Job: Extract the text of each entry below exactly, leaving every image behind.

Dataset items:

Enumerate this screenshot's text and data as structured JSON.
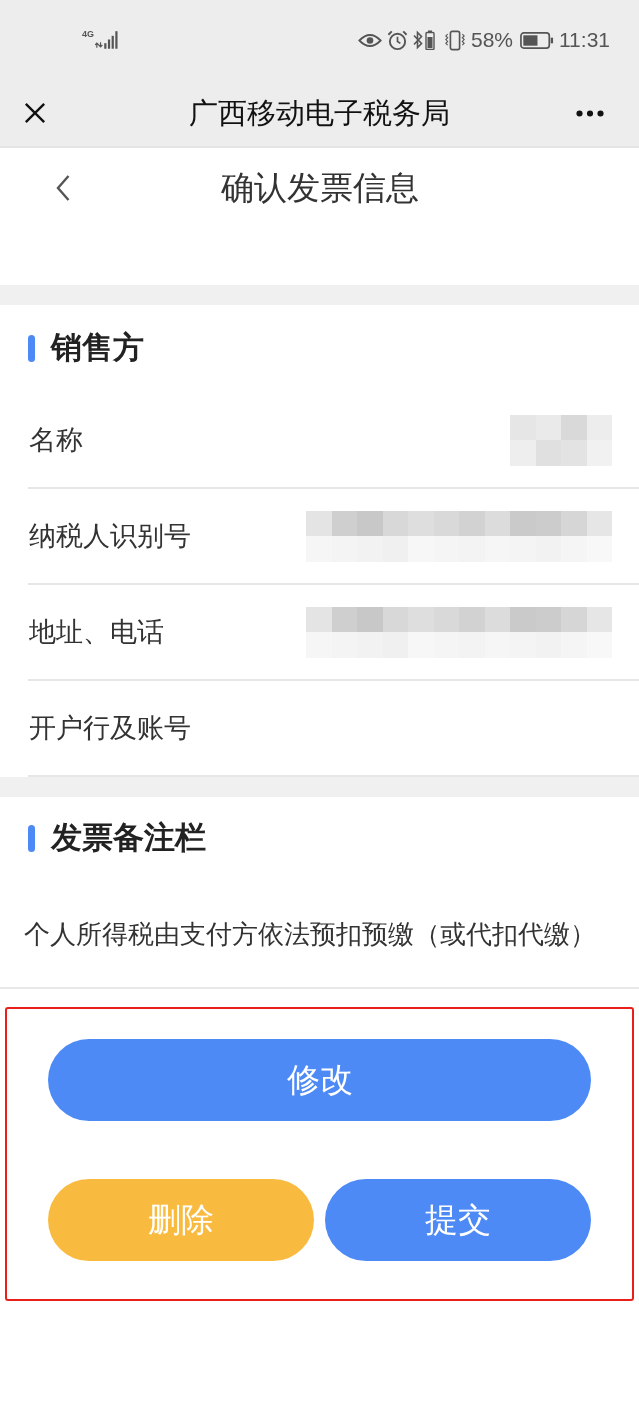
{
  "status_bar": {
    "network": "4G",
    "battery_percent": "58%",
    "time": "11:31"
  },
  "nav_bar": {
    "title": "广西移动电子税务局"
  },
  "page_header": {
    "title": "确认发票信息"
  },
  "seller": {
    "title": "销售方",
    "rows": [
      {
        "label": "名称",
        "kind": "mosaicshort"
      },
      {
        "label": "纳税人识别号",
        "kind": "mosaiclong"
      },
      {
        "label": "地址、电话",
        "kind": "mosaiclong"
      },
      {
        "label": "开户行及账号",
        "kind": "plain"
      }
    ]
  },
  "remarks": {
    "title": "发票备注栏",
    "text": "个人所得税由支付方依法预扣预缴（或代扣代缴）"
  },
  "actions": {
    "highlighted": true,
    "buttons": [
      {
        "label": "修改",
        "kind": "primary",
        "full_width": true
      },
      {
        "label": "删除",
        "kind": "warning",
        "full_width": false
      },
      {
        "label": "提交",
        "kind": "primary",
        "full_width": false
      }
    ]
  }
}
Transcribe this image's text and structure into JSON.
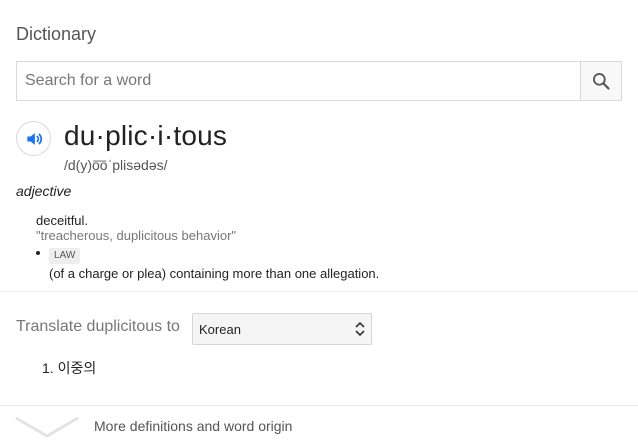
{
  "card": {
    "title": "Dictionary"
  },
  "search": {
    "placeholder": "Search for a word",
    "value": "",
    "button_icon": "search-icon"
  },
  "entry": {
    "speaker_icon": "speaker-icon",
    "headword": "du·plic·i·tous",
    "phonetic": "/d(y)o͞oˈplisədəs/",
    "part_of_speech": "adjective",
    "senses": [
      {
        "definition": "deceitful.",
        "example": "\"treacherous, duplicitous behavior\""
      },
      {
        "tag": "LAW",
        "definition": "(of a charge or plea) containing more than one allegation."
      }
    ]
  },
  "translate": {
    "label": "Translate duplicitous to",
    "selected_language": "Korean",
    "results": [
      {
        "number": "1.",
        "text": "이중의"
      }
    ]
  },
  "footer": {
    "more_label": "More definitions and word origin",
    "chevron_icon": "chevron-down-icon"
  },
  "colors": {
    "accent": "#1a73e8",
    "muted_text": "#777777",
    "border": "#d9d9d9"
  }
}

Output:
Enumerate this screenshot's text and data as structured JSON.
{
  "status_bar": {
    "network": "4G",
    "battery_percent": "58%",
    "time": "11:31"
  },
  "nav_bar": {
    "title": "广西移动电子税务局"
  },
  "page_header": {
    "title": "确认发票信息"
  },
  "seller": {
    "title": "销售方",
    "rows": [
      {
        "label": "名称",
        "kind": "mosaicshort"
      },
      {
        "label": "纳税人识别号",
        "kind": "mosaiclong"
      },
      {
        "label": "地址、电话",
        "kind": "mosaiclong"
      },
      {
        "label": "开户行及账号",
        "kind": "plain"
      }
    ]
  },
  "remarks": {
    "title": "发票备注栏",
    "text": "个人所得税由支付方依法预扣预缴（或代扣代缴）"
  },
  "actions": {
    "highlighted": true,
    "buttons": [
      {
        "label": "修改",
        "kind": "primary",
        "full_width": true
      },
      {
        "label": "删除",
        "kind": "warning",
        "full_width": false
      },
      {
        "label": "提交",
        "kind": "primary",
        "full_width": false
      }
    ]
  }
}
Transcribe this image's text and structure into JSON.
{
  "card": {
    "title": "Dictionary"
  },
  "search": {
    "placeholder": "Search for a word",
    "value": "",
    "button_icon": "search-icon"
  },
  "entry": {
    "speaker_icon": "speaker-icon",
    "headword": "du·plic·i·tous",
    "phonetic": "/d(y)o͞oˈplisədəs/",
    "part_of_speech": "adjective",
    "senses": [
      {
        "definition": "deceitful.",
        "example": "\"treacherous, duplicitous behavior\""
      },
      {
        "tag": "LAW",
        "definition": "(of a charge or plea) containing more than one allegation."
      }
    ]
  },
  "translate": {
    "label": "Translate duplicitous to",
    "selected_language": "Korean",
    "results": [
      {
        "number": "1.",
        "text": "이중의"
      }
    ]
  },
  "footer": {
    "more_label": "More definitions and word origin",
    "chevron_icon": "chevron-down-icon"
  },
  "colors": {
    "accent": "#1a73e8",
    "muted_text": "#777777",
    "border": "#d9d9d9"
  }
}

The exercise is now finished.